**Given problem:** Wherever "JAPAN" appears in a line, copy that line.
— Start of Data section —
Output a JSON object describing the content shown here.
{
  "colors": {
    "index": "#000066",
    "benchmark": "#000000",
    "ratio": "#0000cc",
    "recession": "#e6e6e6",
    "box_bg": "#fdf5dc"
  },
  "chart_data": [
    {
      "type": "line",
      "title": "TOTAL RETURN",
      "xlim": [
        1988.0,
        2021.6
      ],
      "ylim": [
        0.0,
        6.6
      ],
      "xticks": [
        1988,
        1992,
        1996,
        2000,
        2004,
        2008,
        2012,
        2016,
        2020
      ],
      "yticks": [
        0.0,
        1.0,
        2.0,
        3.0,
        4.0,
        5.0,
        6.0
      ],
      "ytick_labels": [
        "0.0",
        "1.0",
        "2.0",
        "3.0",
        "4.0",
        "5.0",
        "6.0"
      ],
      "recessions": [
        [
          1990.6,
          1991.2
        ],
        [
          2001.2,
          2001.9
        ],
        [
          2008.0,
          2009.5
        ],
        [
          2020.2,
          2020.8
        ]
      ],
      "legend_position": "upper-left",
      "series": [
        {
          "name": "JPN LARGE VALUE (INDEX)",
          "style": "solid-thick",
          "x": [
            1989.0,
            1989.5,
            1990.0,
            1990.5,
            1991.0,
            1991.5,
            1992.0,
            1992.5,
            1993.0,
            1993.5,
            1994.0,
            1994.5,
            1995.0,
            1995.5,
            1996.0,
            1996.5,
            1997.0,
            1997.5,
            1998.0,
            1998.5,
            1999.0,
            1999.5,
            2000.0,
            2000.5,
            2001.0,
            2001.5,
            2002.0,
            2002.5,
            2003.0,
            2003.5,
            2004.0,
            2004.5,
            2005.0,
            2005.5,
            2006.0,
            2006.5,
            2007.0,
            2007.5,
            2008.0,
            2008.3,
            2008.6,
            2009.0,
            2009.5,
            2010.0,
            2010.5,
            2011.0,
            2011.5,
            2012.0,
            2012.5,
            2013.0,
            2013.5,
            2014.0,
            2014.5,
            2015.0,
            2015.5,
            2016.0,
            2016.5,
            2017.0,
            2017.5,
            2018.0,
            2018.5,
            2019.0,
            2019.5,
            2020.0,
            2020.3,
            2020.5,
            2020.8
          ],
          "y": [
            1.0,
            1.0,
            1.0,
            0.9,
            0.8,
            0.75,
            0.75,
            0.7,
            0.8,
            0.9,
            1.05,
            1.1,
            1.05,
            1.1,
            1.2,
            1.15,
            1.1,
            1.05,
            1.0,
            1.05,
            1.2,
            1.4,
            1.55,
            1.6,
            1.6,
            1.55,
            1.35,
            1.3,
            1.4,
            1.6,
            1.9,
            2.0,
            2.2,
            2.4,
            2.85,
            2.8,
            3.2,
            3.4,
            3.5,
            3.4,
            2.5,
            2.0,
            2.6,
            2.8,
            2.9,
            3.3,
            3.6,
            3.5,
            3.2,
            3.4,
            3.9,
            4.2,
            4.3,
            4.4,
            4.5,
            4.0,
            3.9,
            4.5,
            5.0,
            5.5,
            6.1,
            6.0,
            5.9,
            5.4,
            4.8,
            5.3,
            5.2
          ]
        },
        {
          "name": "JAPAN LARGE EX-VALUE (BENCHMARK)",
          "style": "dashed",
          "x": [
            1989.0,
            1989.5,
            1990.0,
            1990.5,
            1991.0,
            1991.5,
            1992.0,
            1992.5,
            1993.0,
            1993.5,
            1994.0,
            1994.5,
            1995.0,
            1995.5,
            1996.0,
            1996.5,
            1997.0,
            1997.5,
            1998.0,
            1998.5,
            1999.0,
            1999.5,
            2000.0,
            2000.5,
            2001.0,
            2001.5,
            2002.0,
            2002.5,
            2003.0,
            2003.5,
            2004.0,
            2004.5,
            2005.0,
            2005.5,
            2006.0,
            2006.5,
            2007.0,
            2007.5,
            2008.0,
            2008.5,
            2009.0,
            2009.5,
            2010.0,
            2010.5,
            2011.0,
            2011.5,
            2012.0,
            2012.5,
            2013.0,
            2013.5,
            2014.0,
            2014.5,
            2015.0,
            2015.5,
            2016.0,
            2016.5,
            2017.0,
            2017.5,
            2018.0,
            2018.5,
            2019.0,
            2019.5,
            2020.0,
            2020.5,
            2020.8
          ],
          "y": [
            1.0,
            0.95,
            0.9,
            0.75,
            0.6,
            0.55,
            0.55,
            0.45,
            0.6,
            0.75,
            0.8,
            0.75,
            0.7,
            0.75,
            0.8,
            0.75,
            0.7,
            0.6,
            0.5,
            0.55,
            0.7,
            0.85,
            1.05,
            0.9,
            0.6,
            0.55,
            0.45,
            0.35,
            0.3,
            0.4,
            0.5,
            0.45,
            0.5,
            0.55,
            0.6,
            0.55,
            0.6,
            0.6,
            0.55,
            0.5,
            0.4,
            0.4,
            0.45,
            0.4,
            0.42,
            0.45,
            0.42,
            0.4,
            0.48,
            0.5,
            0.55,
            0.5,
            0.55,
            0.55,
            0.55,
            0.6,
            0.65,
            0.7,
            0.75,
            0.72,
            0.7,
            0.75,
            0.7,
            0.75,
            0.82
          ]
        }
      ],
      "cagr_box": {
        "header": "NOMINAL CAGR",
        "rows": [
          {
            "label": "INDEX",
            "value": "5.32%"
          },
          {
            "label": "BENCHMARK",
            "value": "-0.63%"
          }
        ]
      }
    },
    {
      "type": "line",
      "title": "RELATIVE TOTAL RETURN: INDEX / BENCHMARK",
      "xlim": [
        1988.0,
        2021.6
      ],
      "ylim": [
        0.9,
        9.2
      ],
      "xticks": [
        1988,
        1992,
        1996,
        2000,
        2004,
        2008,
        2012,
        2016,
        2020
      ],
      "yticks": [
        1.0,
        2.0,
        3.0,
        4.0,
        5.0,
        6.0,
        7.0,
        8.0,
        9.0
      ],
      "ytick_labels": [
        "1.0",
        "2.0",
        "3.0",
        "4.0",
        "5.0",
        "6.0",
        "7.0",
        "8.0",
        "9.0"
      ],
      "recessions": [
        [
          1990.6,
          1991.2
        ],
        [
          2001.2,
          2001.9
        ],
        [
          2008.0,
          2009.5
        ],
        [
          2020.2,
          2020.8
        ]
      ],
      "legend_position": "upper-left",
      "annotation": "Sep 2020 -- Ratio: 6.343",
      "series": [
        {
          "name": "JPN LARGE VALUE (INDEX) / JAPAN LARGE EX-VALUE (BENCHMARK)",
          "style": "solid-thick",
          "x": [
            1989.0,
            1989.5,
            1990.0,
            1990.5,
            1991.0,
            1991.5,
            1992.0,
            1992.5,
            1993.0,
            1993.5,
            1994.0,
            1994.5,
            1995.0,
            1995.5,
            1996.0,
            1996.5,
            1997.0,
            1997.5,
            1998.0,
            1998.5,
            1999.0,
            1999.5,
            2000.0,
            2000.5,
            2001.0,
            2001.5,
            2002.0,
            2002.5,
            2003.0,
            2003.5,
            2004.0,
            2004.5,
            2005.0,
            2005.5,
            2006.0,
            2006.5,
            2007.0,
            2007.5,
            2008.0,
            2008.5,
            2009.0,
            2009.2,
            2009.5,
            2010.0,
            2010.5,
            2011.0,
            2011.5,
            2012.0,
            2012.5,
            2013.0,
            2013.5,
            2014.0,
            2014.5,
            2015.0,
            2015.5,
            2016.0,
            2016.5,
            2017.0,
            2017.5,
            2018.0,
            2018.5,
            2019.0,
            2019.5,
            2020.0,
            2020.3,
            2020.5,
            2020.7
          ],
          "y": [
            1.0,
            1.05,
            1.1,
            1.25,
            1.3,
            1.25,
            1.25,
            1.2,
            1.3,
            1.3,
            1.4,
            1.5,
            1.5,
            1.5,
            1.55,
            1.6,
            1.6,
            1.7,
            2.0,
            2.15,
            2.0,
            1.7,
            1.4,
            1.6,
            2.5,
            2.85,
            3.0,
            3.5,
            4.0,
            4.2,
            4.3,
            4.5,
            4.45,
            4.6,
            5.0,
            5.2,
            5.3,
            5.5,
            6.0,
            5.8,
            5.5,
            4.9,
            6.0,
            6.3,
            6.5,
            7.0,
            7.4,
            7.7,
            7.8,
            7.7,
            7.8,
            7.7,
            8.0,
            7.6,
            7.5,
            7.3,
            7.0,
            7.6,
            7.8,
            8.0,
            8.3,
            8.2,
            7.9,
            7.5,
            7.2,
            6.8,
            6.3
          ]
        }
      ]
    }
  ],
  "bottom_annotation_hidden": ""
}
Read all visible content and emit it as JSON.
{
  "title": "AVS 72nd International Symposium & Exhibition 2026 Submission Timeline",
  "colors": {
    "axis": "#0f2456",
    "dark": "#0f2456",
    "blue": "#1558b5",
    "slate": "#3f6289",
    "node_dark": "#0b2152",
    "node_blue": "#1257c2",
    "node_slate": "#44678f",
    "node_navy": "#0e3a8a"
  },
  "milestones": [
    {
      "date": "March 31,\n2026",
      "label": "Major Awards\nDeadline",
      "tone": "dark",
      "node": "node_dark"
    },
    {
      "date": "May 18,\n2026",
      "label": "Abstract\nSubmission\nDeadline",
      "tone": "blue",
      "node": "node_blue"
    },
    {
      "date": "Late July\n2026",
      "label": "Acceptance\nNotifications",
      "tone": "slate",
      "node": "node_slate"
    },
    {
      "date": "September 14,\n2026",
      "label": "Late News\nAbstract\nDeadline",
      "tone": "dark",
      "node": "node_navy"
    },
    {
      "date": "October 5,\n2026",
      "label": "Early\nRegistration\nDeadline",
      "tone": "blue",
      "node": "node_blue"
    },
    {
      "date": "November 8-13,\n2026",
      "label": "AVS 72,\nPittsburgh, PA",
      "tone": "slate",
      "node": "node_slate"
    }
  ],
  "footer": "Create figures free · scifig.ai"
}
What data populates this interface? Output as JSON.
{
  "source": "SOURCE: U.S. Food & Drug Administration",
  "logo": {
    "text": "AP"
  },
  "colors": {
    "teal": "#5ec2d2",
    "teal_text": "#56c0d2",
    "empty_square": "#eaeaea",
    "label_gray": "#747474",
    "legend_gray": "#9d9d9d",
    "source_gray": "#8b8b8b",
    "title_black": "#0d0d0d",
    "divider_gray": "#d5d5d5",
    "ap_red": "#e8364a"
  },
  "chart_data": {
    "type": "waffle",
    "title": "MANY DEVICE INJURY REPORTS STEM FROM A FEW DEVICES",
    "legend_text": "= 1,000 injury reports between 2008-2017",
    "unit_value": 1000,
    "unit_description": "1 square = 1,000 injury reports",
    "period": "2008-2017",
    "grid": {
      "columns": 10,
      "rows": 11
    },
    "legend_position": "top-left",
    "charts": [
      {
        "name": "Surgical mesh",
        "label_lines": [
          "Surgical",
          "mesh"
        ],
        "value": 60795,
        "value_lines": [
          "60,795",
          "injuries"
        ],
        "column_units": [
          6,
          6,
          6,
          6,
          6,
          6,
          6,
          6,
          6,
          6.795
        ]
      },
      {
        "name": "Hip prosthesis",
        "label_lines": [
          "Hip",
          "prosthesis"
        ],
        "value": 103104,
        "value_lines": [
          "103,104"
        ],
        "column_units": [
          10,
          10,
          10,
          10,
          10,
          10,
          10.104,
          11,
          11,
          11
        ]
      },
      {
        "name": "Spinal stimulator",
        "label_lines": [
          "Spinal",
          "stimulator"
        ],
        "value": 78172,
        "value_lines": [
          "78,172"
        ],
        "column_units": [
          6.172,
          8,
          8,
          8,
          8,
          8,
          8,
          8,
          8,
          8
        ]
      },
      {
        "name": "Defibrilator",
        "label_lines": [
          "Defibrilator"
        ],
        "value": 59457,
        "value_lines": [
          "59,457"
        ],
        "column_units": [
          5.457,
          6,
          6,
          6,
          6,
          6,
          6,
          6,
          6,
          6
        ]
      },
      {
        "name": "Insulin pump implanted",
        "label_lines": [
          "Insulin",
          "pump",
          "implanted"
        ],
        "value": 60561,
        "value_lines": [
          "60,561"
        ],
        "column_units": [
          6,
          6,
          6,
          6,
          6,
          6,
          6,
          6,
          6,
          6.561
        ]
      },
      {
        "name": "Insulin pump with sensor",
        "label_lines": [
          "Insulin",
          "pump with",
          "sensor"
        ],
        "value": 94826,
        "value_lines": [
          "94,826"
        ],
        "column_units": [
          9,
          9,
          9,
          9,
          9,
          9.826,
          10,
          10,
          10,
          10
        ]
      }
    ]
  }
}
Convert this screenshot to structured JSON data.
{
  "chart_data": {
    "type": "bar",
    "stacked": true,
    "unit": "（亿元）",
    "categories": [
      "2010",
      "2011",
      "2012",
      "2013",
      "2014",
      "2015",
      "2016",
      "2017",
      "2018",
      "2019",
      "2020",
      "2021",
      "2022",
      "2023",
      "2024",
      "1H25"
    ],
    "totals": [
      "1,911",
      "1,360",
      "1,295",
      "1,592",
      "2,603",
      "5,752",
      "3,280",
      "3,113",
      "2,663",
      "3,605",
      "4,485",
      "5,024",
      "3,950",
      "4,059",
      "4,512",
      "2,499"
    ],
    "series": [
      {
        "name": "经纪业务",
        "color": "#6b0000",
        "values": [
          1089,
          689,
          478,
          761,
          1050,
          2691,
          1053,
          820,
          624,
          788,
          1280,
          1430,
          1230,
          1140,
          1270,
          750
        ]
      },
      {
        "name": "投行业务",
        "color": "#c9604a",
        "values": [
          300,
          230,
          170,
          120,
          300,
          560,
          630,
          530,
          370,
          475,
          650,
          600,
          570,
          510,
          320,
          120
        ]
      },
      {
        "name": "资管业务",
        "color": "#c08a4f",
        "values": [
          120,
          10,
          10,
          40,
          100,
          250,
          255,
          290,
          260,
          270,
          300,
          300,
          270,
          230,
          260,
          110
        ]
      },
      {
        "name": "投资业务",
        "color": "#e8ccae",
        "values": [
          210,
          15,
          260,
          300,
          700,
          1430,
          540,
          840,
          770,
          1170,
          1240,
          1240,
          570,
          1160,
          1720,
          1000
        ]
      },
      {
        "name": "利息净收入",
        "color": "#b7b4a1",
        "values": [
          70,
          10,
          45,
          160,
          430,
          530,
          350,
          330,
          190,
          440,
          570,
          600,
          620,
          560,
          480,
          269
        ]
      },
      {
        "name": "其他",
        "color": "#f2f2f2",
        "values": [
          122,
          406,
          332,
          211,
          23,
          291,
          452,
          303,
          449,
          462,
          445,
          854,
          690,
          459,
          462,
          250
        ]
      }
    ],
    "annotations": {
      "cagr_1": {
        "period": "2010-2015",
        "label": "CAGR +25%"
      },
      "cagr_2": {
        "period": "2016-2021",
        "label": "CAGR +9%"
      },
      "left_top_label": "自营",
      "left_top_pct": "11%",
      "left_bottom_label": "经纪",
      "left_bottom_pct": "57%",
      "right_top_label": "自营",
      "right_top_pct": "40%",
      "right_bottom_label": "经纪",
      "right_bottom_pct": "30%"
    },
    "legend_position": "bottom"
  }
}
— End of Data section —
**Complete response:**
          "name": "JAPAN LARGE EX-VALUE (BENCHMARK)",
          "name": "JPN LARGE VALUE (INDEX) / JAPAN LARGE EX-VALUE (BENCHMARK)",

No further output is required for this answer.